Saved data entries
** BEGIN **
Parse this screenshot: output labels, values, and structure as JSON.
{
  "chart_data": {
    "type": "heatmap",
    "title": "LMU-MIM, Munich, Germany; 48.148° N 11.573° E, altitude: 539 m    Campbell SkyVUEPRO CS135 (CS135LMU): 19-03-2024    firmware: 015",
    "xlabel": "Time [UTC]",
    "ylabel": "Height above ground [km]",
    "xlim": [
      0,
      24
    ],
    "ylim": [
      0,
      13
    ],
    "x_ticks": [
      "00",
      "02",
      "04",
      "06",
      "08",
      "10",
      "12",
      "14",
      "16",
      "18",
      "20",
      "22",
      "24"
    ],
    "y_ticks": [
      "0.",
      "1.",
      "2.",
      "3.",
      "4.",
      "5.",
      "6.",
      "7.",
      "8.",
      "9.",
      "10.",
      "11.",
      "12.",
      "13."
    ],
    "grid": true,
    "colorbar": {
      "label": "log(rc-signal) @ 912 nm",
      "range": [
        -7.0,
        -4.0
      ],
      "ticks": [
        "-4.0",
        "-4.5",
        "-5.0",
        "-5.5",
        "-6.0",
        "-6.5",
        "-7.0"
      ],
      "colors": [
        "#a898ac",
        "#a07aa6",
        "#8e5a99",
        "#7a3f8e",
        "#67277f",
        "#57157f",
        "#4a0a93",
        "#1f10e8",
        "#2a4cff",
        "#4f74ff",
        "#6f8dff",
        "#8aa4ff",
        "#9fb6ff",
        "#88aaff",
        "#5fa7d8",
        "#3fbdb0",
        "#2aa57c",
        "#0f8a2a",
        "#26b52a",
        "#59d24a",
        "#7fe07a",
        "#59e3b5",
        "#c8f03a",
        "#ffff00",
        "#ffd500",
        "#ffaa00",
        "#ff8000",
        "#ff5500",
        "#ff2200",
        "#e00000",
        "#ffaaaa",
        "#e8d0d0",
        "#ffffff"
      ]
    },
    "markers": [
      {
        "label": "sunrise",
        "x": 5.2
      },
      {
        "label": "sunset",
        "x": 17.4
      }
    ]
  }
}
** END **
→ **The exercise**: Exactly reproduce every record.

→ **The completed task**:
Parse this screenshot: output labels, values, and structure as JSON.
{
  "chart_data": {
    "type": "heatmap",
    "title": "LMU-MIM, Munich, Germany; 48.148° N 11.573° E, altitude: 539 m    Campbell SkyVUEPRO CS135 (CS135LMU): 19-03-2024    firmware: 015",
    "xlabel": "Time [UTC]",
    "ylabel": "Height above ground [km]",
    "xlim": [
      0,
      24
    ],
    "ylim": [
      0,
      13
    ],
    "x_ticks": [
      "00",
      "02",
      "04",
      "06",
      "08",
      "10",
      "12",
      "14",
      "16",
      "18",
      "20",
      "22",
      "24"
    ],
    "y_ticks": [
      "0.",
      "1.",
      "2.",
      "3.",
      "4.",
      "5.",
      "6.",
      "7.",
      "8.",
      "9.",
      "10.",
      "11.",
      "12.",
      "13."
    ],
    "grid": true,
    "colorbar": {
      "label": "log(rc-signal) @ 912 nm",
      "range": [
        -7.0,
        -4.0
      ],
      "ticks": [
        "-4.0",
        "-4.5",
        "-5.0",
        "-5.5",
        "-6.0",
        "-6.5",
        "-7.0"
      ],
      "colors": [
        "#a898ac",
        "#a07aa6",
        "#8e5a99",
        "#7a3f8e",
        "#67277f",
        "#57157f",
        "#4a0a93",
        "#1f10e8",
        "#2a4cff",
        "#4f74ff",
        "#6f8dff",
        "#8aa4ff",
        "#9fb6ff",
        "#88aaff",
        "#5fa7d8",
        "#3fbdb0",
        "#2aa57c",
        "#0f8a2a",
        "#26b52a",
        "#59d24a",
        "#7fe07a",
        "#59e3b5",
        "#c8f03a",
        "#ffff00",
        "#ffd500",
        "#ffaa00",
        "#ff8000",
        "#ff5500",
        "#ff2200",
        "#e00000",
        "#ffaaaa",
        "#e8d0d0",
        "#ffffff"
      ]
    },
    "markers": [
      {
        "label": "sunrise",
        "x": 5.2
      },
      {
        "label": "sunset",
        "x": 17.4
      }
    ]
  }
}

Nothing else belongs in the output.